* Task description *
Filter the listing and keep only the lines with the word "Suomeen".

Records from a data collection
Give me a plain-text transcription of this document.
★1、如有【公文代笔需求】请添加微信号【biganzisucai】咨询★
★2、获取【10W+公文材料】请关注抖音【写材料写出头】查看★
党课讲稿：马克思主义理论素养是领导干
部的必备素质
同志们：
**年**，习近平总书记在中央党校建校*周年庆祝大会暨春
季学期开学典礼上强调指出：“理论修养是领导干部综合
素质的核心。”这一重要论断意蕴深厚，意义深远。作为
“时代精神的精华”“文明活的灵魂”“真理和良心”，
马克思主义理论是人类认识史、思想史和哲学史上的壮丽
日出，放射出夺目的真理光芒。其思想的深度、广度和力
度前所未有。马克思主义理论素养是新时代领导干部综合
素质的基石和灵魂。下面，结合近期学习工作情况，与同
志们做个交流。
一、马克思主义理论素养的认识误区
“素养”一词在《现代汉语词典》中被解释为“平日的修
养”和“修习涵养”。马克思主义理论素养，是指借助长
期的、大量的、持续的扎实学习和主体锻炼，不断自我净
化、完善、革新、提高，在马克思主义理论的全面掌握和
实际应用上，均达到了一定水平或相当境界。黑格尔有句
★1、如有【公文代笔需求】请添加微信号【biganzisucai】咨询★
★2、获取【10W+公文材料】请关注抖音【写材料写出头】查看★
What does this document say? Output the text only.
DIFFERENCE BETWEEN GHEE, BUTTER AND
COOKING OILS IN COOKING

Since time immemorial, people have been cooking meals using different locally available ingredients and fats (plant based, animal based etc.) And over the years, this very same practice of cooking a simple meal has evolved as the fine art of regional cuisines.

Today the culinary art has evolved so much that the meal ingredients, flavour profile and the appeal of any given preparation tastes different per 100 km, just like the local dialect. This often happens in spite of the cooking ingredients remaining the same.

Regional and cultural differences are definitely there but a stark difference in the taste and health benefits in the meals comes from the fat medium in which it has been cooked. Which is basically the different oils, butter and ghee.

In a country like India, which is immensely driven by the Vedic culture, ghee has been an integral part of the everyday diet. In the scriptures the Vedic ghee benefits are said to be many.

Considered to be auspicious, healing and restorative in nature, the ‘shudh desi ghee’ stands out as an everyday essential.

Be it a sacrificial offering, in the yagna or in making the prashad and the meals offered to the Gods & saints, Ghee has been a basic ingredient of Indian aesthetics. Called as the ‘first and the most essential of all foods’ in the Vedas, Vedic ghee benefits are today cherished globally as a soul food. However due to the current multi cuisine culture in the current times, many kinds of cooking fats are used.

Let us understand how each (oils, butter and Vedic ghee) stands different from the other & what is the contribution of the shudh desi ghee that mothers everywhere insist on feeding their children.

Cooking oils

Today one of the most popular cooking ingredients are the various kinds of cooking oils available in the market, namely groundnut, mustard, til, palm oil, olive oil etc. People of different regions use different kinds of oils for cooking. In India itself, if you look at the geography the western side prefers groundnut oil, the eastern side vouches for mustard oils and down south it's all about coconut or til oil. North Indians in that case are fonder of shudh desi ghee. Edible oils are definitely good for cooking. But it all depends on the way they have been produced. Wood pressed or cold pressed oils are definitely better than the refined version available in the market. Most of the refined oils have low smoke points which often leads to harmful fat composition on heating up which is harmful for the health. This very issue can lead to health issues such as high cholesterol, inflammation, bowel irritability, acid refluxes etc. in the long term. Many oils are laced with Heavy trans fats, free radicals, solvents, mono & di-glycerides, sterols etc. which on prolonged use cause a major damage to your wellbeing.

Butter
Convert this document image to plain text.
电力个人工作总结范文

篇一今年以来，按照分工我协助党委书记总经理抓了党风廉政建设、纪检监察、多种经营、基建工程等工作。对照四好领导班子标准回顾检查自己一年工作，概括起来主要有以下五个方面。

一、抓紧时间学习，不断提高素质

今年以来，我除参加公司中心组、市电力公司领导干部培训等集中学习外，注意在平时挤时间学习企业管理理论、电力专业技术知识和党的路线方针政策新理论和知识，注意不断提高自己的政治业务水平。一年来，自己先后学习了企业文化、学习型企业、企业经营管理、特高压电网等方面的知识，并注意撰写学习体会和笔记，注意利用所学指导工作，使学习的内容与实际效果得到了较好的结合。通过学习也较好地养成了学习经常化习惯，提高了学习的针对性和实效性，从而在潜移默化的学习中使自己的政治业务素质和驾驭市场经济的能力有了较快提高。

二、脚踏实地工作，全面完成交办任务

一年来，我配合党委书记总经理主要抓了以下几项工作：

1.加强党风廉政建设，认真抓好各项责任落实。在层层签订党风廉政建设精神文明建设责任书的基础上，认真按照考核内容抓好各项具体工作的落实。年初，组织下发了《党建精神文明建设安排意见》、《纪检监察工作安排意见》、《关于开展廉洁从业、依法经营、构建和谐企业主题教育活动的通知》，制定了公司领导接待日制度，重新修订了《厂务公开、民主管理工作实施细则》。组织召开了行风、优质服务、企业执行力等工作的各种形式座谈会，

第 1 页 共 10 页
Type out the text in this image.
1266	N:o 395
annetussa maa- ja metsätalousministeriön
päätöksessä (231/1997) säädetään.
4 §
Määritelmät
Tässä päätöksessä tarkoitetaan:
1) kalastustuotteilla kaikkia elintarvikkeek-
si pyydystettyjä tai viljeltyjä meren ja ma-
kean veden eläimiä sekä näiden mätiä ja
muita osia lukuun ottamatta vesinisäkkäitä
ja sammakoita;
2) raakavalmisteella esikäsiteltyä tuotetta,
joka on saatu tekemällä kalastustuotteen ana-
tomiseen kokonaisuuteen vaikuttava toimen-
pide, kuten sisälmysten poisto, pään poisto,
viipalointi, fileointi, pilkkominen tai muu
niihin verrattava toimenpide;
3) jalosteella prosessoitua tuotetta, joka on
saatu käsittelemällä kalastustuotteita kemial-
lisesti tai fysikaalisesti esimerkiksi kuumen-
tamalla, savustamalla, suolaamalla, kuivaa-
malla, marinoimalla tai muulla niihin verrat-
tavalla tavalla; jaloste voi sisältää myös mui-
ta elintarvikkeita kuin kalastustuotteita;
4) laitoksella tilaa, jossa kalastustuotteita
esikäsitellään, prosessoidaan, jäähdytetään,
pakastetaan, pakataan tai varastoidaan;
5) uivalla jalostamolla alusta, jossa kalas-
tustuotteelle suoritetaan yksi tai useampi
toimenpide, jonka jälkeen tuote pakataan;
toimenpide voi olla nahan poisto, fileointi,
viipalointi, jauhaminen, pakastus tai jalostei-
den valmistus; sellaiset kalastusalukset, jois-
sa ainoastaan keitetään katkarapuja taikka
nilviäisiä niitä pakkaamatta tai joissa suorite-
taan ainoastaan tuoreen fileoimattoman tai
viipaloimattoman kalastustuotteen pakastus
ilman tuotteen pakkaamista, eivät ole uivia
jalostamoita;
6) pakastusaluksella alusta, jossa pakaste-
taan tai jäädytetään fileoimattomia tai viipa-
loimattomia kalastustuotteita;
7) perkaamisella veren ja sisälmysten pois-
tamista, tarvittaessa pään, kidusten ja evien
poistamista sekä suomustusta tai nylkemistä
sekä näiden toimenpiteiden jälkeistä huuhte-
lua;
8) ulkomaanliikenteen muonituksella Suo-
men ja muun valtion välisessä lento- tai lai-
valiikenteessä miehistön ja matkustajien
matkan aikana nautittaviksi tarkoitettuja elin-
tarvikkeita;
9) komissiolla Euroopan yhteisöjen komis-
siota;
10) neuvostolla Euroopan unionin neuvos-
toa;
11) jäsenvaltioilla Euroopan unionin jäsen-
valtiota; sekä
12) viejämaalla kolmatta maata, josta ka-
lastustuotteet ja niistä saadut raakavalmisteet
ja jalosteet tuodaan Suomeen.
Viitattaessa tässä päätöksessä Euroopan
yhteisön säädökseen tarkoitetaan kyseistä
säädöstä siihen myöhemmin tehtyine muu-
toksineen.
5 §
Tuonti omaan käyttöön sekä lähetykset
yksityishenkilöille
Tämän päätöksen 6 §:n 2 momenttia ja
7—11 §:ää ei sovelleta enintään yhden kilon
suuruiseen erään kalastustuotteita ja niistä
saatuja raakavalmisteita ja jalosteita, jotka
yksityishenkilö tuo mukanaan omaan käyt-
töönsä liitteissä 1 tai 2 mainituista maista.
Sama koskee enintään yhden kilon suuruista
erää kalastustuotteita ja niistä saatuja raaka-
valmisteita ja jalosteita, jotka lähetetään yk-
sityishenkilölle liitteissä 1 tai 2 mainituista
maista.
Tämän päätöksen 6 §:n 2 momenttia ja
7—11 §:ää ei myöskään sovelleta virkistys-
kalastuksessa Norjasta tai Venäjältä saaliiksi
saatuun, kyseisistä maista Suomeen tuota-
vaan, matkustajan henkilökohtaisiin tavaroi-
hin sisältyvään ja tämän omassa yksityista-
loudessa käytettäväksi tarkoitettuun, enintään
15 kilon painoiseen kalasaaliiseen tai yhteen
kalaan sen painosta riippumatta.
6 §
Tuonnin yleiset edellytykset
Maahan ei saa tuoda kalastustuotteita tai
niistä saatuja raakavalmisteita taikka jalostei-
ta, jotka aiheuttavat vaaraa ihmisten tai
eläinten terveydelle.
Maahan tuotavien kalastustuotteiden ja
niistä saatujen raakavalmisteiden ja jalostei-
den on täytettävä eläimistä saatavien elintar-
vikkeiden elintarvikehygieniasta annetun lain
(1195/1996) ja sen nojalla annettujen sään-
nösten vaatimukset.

* Output of the task *
ja jalosteet tuodaan Suomeen.
saatuun, kyseisistä maista Suomeen tuota-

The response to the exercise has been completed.